Written task —
Work out how many lines of the data hold the string "Regístrate", and reply with that number alone.

Material shown —
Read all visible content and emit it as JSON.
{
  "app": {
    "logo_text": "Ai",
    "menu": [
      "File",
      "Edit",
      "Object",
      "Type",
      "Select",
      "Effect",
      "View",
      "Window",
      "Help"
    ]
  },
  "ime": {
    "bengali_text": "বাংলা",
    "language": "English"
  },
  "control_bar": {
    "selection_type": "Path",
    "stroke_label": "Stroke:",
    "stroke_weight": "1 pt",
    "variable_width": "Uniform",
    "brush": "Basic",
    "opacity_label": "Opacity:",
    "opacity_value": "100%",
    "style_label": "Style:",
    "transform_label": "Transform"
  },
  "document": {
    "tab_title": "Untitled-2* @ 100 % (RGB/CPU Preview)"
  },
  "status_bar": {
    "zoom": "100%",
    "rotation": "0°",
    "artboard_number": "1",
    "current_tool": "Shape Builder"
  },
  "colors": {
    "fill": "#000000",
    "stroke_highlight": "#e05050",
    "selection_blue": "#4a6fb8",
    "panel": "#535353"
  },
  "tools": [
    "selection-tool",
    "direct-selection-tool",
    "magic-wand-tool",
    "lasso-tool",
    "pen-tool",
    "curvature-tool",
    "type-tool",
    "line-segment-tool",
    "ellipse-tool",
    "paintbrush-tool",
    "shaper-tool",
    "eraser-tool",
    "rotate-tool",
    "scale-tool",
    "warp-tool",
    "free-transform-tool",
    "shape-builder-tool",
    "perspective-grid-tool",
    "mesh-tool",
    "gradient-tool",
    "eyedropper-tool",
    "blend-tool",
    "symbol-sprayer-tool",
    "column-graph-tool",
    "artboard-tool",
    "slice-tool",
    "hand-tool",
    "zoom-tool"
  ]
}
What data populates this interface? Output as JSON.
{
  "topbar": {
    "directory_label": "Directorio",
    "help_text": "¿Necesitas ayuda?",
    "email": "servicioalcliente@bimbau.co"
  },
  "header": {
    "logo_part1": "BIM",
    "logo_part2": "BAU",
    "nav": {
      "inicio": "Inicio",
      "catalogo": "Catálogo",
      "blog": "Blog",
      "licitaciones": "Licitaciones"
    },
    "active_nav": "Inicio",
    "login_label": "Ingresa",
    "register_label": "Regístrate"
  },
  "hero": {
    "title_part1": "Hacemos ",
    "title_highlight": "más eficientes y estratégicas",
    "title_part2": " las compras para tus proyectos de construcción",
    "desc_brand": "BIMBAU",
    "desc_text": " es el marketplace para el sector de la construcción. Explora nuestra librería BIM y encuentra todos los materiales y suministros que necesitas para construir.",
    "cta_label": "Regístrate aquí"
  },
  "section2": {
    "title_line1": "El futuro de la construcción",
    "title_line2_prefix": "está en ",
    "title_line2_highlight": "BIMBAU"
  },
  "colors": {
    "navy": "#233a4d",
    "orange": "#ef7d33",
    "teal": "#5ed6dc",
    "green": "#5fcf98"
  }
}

Answer —
2